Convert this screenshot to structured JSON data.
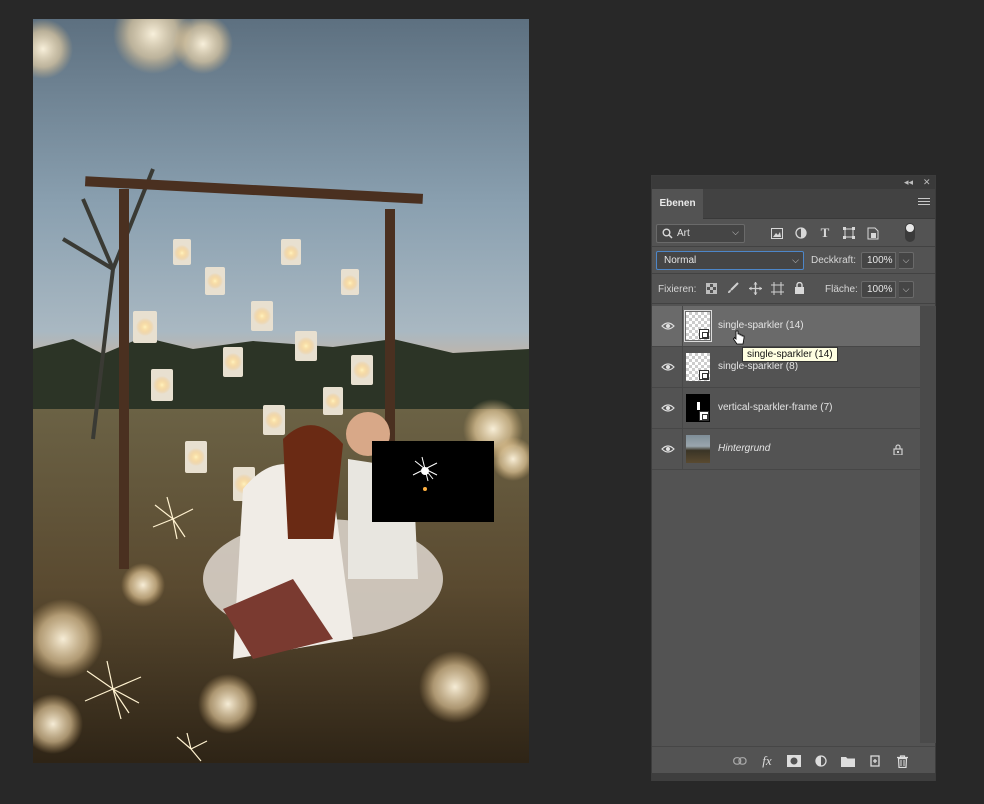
{
  "panel": {
    "tab_label": "Ebenen",
    "filter": {
      "kind_label": "Art"
    },
    "blend_mode": "Normal",
    "opacity_label": "Deckkraft:",
    "opacity_value": "100%",
    "lock_label": "Fixieren:",
    "fill_label": "Fläche:",
    "fill_value": "100%"
  },
  "layers": [
    {
      "name": "single-sparkler (14)",
      "selected": true
    },
    {
      "name": "single-sparkler (8)",
      "selected": false
    },
    {
      "name": "vertical-sparkler-frame (7)",
      "selected": false
    },
    {
      "name": "Hintergrund",
      "selected": false,
      "locked": true
    }
  ],
  "tooltip": "single-sparkler (14)",
  "colors": {
    "panel_bg": "#535353",
    "selected_row": "#6a6a6a",
    "workspace": "#282828",
    "tooltip_bg": "#ffffe1"
  }
}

^^^^^^^^

* Problem requirements *
Return the material word for word. Pictures are not part of the copy.

* Result below *
Convert this screenshot to structured JSON data.
{
  "panel": {
    "tab_label": "Ebenen",
    "filter": {
      "kind_label": "Art"
    },
    "blend_mode": "Normal",
    "opacity_label": "Deckkraft:",
    "opacity_value": "100%",
    "lock_label": "Fixieren:",
    "fill_label": "Fläche:",
    "fill_value": "100%"
  },
  "layers": [
    {
      "name": "single-sparkler (14)",
      "selected": true
    },
    {
      "name": "single-sparkler (8)",
      "selected": false
    },
    {
      "name": "vertical-sparkler-frame (7)",
      "selected": false
    },
    {
      "name": "Hintergrund",
      "selected": false,
      "locked": true
    }
  ],
  "tooltip": "single-sparkler (14)",
  "colors": {
    "panel_bg": "#535353",
    "selected_row": "#6a6a6a",
    "workspace": "#282828",
    "tooltip_bg": "#ffffe1"
  }
}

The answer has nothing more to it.